__Material for this exercise__.
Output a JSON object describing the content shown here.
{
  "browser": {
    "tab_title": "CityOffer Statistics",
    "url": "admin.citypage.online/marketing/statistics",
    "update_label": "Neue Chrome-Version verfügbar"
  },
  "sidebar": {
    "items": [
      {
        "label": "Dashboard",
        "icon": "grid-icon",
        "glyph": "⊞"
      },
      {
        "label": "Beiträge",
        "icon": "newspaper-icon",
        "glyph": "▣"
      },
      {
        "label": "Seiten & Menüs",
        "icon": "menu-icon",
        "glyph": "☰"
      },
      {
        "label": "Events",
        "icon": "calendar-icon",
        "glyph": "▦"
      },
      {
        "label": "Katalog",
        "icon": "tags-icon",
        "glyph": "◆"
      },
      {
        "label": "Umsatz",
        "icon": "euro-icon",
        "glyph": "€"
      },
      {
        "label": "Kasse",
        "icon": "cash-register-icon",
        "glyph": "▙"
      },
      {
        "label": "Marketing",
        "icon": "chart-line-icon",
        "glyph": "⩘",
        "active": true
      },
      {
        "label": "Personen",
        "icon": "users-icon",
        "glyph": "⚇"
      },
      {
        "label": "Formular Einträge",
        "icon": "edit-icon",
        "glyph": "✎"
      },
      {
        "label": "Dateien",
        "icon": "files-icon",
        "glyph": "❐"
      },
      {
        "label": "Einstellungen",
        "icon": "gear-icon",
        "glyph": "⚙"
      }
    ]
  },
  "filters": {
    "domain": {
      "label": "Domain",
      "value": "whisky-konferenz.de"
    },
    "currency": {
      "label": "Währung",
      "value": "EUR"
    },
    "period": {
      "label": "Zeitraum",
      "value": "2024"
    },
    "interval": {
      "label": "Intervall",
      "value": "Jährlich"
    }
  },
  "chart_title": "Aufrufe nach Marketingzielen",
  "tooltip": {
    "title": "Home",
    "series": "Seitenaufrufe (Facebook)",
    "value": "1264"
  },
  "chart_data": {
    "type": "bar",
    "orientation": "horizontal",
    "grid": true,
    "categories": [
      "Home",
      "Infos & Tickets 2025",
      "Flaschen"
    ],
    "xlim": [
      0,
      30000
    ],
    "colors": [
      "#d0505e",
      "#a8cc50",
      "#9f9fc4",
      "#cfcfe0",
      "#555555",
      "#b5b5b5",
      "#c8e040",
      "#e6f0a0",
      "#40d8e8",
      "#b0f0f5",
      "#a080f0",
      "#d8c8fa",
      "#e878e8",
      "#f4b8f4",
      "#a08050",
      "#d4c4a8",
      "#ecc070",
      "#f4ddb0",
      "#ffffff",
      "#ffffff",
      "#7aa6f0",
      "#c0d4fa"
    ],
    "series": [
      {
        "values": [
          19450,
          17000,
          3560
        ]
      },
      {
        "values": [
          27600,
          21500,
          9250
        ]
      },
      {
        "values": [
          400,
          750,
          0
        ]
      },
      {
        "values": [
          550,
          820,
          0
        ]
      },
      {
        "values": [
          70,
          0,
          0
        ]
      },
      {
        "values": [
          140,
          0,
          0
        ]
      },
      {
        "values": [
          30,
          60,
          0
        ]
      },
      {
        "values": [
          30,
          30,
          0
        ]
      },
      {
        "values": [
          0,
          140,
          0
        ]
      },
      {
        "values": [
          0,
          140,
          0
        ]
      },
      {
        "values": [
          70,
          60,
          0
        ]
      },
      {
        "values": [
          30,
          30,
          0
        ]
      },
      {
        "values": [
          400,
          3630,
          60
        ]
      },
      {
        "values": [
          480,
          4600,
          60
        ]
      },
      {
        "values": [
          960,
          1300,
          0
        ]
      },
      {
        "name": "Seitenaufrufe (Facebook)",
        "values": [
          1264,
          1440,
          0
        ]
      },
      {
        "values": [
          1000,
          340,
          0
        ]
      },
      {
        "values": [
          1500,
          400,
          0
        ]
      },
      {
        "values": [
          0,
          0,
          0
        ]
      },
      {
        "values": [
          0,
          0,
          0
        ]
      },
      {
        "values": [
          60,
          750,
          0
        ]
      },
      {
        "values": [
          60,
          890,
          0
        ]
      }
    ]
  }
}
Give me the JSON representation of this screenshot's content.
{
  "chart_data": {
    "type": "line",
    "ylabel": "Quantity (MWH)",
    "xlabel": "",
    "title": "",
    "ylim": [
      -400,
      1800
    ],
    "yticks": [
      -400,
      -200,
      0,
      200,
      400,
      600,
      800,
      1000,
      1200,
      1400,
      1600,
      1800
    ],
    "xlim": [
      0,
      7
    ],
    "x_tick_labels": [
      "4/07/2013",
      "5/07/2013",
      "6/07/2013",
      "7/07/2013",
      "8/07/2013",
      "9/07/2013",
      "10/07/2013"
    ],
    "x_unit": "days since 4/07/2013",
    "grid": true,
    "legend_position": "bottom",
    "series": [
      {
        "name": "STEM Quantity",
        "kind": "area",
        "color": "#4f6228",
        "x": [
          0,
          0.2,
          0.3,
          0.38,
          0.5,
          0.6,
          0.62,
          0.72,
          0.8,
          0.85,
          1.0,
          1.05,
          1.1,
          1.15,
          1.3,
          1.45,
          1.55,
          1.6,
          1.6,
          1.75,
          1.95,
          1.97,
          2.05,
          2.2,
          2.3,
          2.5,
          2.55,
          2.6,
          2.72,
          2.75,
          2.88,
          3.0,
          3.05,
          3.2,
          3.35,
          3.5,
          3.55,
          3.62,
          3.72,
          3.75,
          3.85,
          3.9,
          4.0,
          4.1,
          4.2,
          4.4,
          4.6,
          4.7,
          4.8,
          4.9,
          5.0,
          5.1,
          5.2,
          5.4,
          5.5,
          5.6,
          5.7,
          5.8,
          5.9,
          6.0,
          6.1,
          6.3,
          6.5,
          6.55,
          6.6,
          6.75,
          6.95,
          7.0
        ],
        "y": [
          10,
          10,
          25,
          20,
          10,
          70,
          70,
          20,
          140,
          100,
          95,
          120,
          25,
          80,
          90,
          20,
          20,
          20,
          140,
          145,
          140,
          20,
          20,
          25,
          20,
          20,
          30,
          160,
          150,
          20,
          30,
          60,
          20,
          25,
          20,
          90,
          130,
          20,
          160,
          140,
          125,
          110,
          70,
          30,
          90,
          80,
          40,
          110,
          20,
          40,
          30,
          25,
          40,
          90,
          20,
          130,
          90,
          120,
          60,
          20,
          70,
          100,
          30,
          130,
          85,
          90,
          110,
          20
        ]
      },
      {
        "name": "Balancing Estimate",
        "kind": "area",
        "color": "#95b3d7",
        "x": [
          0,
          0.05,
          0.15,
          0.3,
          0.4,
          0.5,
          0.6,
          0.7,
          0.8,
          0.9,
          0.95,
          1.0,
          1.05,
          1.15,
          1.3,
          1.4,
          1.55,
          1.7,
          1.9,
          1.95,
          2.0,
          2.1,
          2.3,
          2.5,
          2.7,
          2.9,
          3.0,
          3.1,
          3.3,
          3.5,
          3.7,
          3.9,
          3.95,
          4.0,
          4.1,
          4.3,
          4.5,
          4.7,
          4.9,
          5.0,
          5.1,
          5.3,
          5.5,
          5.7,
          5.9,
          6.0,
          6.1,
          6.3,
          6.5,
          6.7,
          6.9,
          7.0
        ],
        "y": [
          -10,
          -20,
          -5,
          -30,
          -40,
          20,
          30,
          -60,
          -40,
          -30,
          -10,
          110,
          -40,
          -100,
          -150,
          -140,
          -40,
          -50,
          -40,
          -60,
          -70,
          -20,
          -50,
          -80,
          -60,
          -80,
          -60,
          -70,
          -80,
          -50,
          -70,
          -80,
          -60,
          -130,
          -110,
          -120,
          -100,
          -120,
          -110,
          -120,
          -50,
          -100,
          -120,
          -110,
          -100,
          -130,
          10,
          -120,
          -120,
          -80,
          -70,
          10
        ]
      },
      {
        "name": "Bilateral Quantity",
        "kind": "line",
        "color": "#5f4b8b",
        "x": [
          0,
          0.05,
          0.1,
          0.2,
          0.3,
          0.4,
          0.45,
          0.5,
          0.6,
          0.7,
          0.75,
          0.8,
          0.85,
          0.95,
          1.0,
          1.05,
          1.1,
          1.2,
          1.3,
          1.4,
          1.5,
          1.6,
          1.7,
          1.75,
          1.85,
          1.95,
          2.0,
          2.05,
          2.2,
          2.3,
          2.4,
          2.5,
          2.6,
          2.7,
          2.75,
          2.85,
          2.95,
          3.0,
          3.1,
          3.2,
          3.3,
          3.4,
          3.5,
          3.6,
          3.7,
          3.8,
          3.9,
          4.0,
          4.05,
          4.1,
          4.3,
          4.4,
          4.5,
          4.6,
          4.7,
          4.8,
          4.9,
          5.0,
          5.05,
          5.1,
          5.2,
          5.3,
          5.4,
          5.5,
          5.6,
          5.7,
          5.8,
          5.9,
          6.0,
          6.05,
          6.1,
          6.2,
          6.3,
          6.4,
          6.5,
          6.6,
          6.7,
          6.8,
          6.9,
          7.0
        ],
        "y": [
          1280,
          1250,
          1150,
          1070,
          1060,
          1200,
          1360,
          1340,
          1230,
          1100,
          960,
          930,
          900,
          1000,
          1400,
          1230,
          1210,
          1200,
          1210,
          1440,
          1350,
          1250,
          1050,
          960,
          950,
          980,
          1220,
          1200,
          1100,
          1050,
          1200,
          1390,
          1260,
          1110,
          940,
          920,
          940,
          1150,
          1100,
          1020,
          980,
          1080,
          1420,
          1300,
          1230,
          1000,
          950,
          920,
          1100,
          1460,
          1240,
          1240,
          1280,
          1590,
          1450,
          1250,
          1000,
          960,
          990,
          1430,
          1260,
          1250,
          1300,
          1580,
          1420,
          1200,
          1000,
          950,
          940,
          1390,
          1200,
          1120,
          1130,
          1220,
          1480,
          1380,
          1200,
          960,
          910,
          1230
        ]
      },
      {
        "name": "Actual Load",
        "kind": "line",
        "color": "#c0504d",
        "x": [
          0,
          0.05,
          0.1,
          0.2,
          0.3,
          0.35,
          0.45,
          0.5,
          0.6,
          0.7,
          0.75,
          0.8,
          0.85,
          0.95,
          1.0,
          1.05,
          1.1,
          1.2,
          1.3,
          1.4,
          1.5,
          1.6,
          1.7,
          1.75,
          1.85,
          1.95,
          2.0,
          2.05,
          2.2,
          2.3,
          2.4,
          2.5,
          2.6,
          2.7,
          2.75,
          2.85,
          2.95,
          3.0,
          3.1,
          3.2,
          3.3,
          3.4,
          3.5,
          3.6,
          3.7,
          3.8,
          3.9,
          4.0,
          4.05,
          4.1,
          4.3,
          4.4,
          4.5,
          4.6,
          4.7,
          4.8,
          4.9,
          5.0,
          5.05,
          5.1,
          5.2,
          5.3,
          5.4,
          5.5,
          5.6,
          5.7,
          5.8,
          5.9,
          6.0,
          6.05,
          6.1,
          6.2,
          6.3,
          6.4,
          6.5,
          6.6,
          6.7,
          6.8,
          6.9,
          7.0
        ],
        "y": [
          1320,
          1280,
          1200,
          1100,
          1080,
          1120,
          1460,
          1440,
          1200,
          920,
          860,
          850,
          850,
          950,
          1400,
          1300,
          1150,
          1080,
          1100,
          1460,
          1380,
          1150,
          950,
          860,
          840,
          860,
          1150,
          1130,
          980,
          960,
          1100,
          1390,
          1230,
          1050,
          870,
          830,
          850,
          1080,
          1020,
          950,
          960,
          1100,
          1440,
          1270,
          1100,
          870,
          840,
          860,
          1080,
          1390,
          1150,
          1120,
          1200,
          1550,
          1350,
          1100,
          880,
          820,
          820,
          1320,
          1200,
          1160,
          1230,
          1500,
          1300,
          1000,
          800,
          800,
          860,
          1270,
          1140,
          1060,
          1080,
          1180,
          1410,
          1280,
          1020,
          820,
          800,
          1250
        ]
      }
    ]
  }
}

__Written exercise__. Extract every line of the records above that contains the word "JSON".

__Expected output__.
Output a JSON object describing the content shown here.
Give me the JSON representation of this screenshot's content.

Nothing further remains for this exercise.